Musa GÜNEŞ

BAŞKANLIK VE ÖZERKLİK (ÖZ YÖNETİM) SÖYLEMLERİNİN ARKA PLANI – MUSA GÜNEŞ

baskanlik-ozerklik

BAŞKANLIK VE ÖZERKLİK (ÖZ YÖNETİM) SÖYLEMLERİNİN ARKA PLANI – MUSA GÜNEŞ

O günde Rab, Abraham’la ahdedip dedi: Mısır ırmağından büyük Fırat ırmağına kadar bu diyarı, Kenileri ve Kenizzileri ve Kadmonileri ve Hittileri ve Perizzileri ve Refaları ve Amorileri ve Kenanlıları ve Girgaşileri ve Yebusileri senin zürriyetine (soyuna) verdim.
(Tevrat, Yaratılış bölümü, 15.Bab, 18-21.nolu ayetler)
Bilinen en eski tarihten itibaren sürekli plan yapan ve planları yüzlerce yılı kapsayacak olan Siyonistler hiçbir zaman boş durmamış emelleri için sürekli bir şekilde çalışmışlardır. Musa (a.s)’ın Filistin’e girene kadar dolaştığı yerler olarak kabul edilen, vadedilmiş toprakları Fırat’tan Nil’e kadar olan bölgeyi ele geçirmek için planlar yapmış olup bunların bir kısmını realiteye dökmüşlerdir. Nil ve Fırat arasındaki bu topraklar Irak, Suriye, Mısır, Sudan ve Türkiye’yi kısmen; Ürdün, Lübnan ve Kuveyt’in ise tamamını içermektedir.
Özelde Müslümanların genelde ise bütün insanlığın en azılı düşmanı olan Siyonistler, amaçları uğruna hiçbir zaman boş durmamışlar, gerekirse bütün dünyadaki insanları yok ederek sadece kendilerine yetecek kadar köle bırakıp yaşamını sürdürmeyi göze alan Siyonistler bu amaçları uğruna çok uzun süreli plan yaparak hareket etmektedirler. Örneğin; ele geçirmek istedikleri bir ülkeye kendilerinden birini gönderirler. Daha sonra o kişinin torununu çeşitli araç ve gereçlerle, medya ile, hile ve aldatma yöntemleriyle o ülkenin bakanı veya başbakanı bile yapabilirler.
Ülkemiz de Siyonistlerin en büyük emeli olan vadedilmiş topraklar kısmında bulunmakta, bu yüzden ülkemiz üzerinde çok kapsamlı oyunlar oynanmaktadır.
2002’ de iktidara gelen parti, 3 Temmuz 2003 tarihinde Meclisten geçirilip 19 Temmuz 2003 yılında onaylanan 4916 sayılı kanunla yabancılara toprak satışı serbest bırakılmıştır. Bu yasa çıkar çıkmaz bir yıl içerisinde yaklaşık 300 bin dönüm vatan toprağı yabancıların eline geçmiştir. Bu arazilere 49 yıllık ve 99 yıllık arazi kiralamaları dahil değildir. (Armagedon, Rahmi Vardı, sayfa:164) Düşünün bir yılda 300 bin dönüm toprak, çoğu Siyonist olanlara satılmış ise günümüzde kaç bin hektar satılmış olduğunu varın siz hesap edin!

::::

■ **Yönerge**
Çıkarılan metne göre aşağıdaki soruları yanıtlayın:
(a) Alıntılanan ayetler Tevrat'ın hangi bölümü, babı ve ayet numaralarıyla gösterilmiştir?
(b) Yabancılara toprak satışını serbest bırakan kanunun sayısı nedir ve kanun hangi tarihte onaylanmıştır?
(c) Nil ile Fırat arasındaki toprakların tamamını içerdiği belirtilen ülkeler hangileridir?

::::

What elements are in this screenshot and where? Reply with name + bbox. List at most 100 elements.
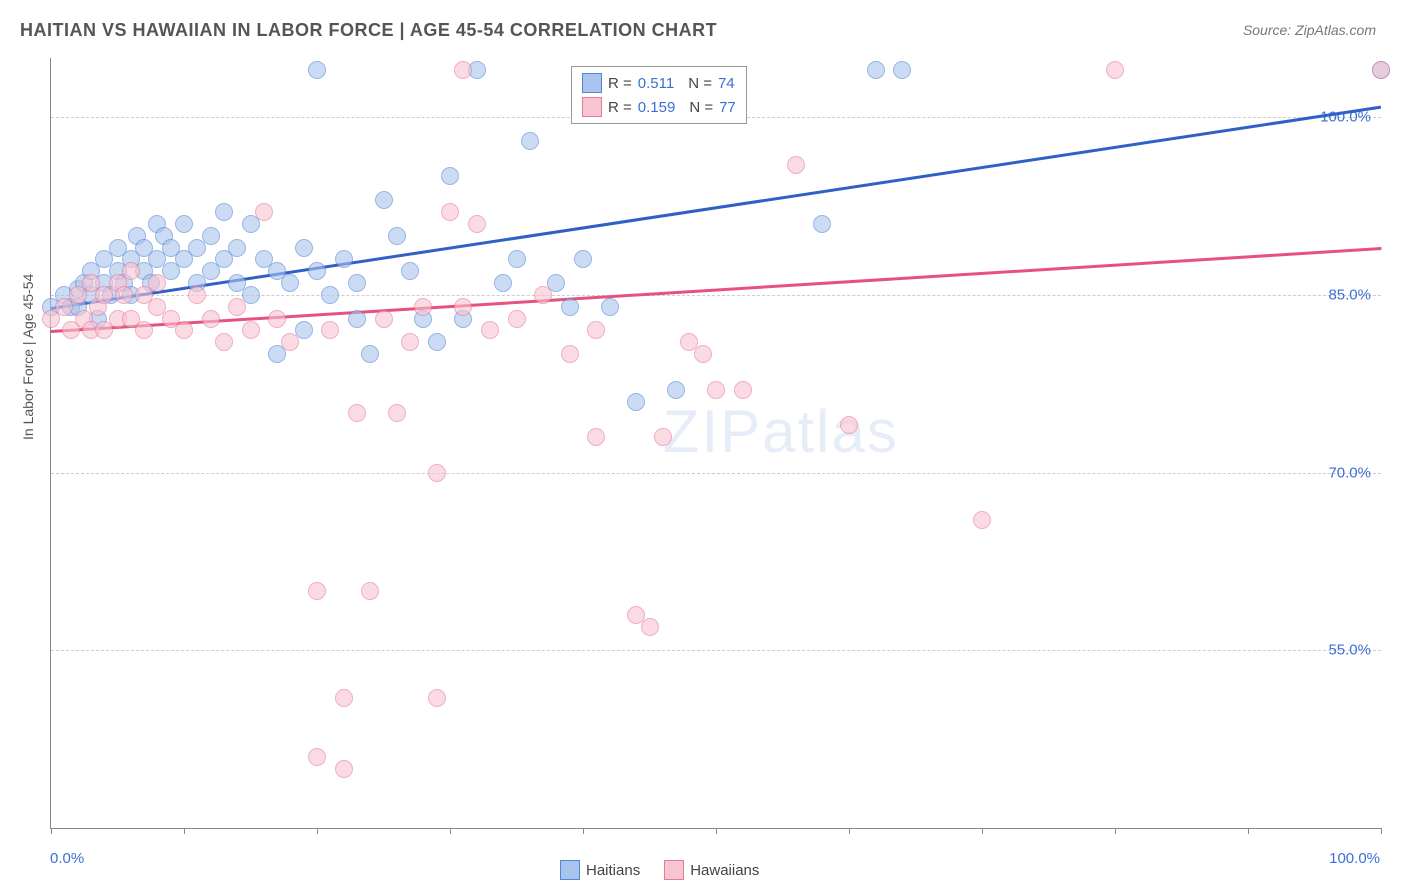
source-label: Source: ZipAtlas.com <box>1243 22 1376 38</box>
scatter-point <box>428 333 446 351</box>
scatter-point <box>561 298 579 316</box>
scatter-point <box>401 333 419 351</box>
scatter-point <box>361 345 379 363</box>
scatter-point <box>441 203 459 221</box>
x-tick <box>1248 828 1249 834</box>
y-tick-label: 70.0% <box>1328 464 1371 481</box>
legend-label: Hawaiians <box>690 862 759 879</box>
scatter-point <box>667 381 685 399</box>
legend-label: Haitians <box>586 862 640 879</box>
scatter-point <box>694 345 712 363</box>
r-label: R = <box>608 99 632 116</box>
legend-bottom: Haitians Hawaiians <box>560 860 759 880</box>
scatter-point <box>215 333 233 351</box>
scatter-point <box>534 286 552 304</box>
scatter-point <box>308 61 326 79</box>
scatter-point <box>468 215 486 233</box>
scatter-point <box>508 310 526 328</box>
scatter-point <box>202 310 220 328</box>
x-tick <box>1381 828 1382 834</box>
scatter-point <box>115 286 133 304</box>
scatter-point <box>734 381 752 399</box>
r-label: R = <box>608 75 632 92</box>
scatter-point <box>321 321 339 339</box>
x-axis-max-label: 100.0% <box>1329 850 1380 867</box>
scatter-point <box>308 748 326 766</box>
scatter-point <box>454 61 472 79</box>
legend-stat-row: R = 0.159N = 77 <box>582 95 736 119</box>
scatter-point <box>122 262 140 280</box>
scatter-point <box>148 274 166 292</box>
n-value: 74 <box>718 75 735 92</box>
y-tick-label: 85.0% <box>1328 286 1371 303</box>
scatter-point <box>281 274 299 292</box>
scatter-point <box>494 274 512 292</box>
scatter-point <box>335 689 353 707</box>
scatter-point <box>428 689 446 707</box>
legend-swatch <box>560 860 580 880</box>
scatter-point <box>348 404 366 422</box>
scatter-point <box>375 191 393 209</box>
y-axis-title: In Labor Force | Age 45-54 <box>20 274 36 440</box>
legend-top: R = 0.511 N = 74 R = 0.159N = 77 <box>571 66 747 124</box>
scatter-point <box>627 393 645 411</box>
scatter-point <box>255 203 273 221</box>
scatter-point <box>175 215 193 233</box>
scatter-point <box>335 760 353 778</box>
x-tick <box>982 828 983 834</box>
scatter-point <box>587 321 605 339</box>
r-value: 0.159 <box>638 99 676 116</box>
scatter-point <box>893 61 911 79</box>
scatter-point <box>561 345 579 363</box>
scatter-point <box>707 381 725 399</box>
scatter-point <box>641 618 659 636</box>
scatter-point <box>388 404 406 422</box>
x-tick <box>184 828 185 834</box>
scatter-point <box>295 239 313 257</box>
legend-swatch <box>582 97 602 117</box>
legend-item: Haitians <box>560 860 640 880</box>
scatter-point <box>428 464 446 482</box>
x-tick <box>849 828 850 834</box>
trendline <box>51 105 1381 309</box>
scatter-point <box>188 286 206 304</box>
scatter-point <box>508 250 526 268</box>
scatter-point <box>361 582 379 600</box>
scatter-point <box>813 215 831 233</box>
legend-stat-row: R = 0.511 N = 74 <box>582 71 736 95</box>
scatter-point <box>787 156 805 174</box>
scatter-point <box>281 333 299 351</box>
x-tick <box>716 828 717 834</box>
legend-swatch <box>664 860 684 880</box>
x-tick <box>450 828 451 834</box>
scatter-point <box>228 239 246 257</box>
legend-swatch <box>582 73 602 93</box>
scatter-point <box>840 416 858 434</box>
scatter-point <box>202 227 220 245</box>
scatter-point <box>654 428 672 446</box>
gridline <box>51 473 1381 474</box>
scatter-point <box>228 298 246 316</box>
scatter-point <box>587 428 605 446</box>
scatter-point <box>973 511 991 529</box>
scatter-point <box>175 321 193 339</box>
x-tick <box>51 828 52 834</box>
chart-title: HAITIAN VS HAWAIIAN IN LABOR FORCE | AGE… <box>20 20 717 41</box>
scatter-point <box>348 274 366 292</box>
x-tick <box>1115 828 1116 834</box>
r-value: 0.511 <box>638 75 674 92</box>
plot-area: ZIPatlas R = 0.511N = 74R = 0.159N = 77 … <box>50 58 1381 829</box>
scatter-point <box>414 298 432 316</box>
x-tick <box>583 828 584 834</box>
scatter-point <box>375 310 393 328</box>
scatter-point <box>268 310 286 328</box>
n-label: N = <box>688 75 712 92</box>
scatter-point <box>454 298 472 316</box>
scatter-point <box>401 262 419 280</box>
scatter-point <box>215 203 233 221</box>
scatter-point <box>1106 61 1124 79</box>
scatter-point <box>348 310 366 328</box>
gridline <box>51 650 1381 651</box>
scatter-point <box>521 132 539 150</box>
scatter-point <box>135 321 153 339</box>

::::

■ **Görev yanıtı**
(a) Yaratılış bölümü, 15. Bab, 18-21. ayetler.
(b) 4916 sayılı kanundur ve 19 Temmuz 2003'te onaylanmıştır.
(c) Ürdün, Lübnan ve Kuveyt'tir.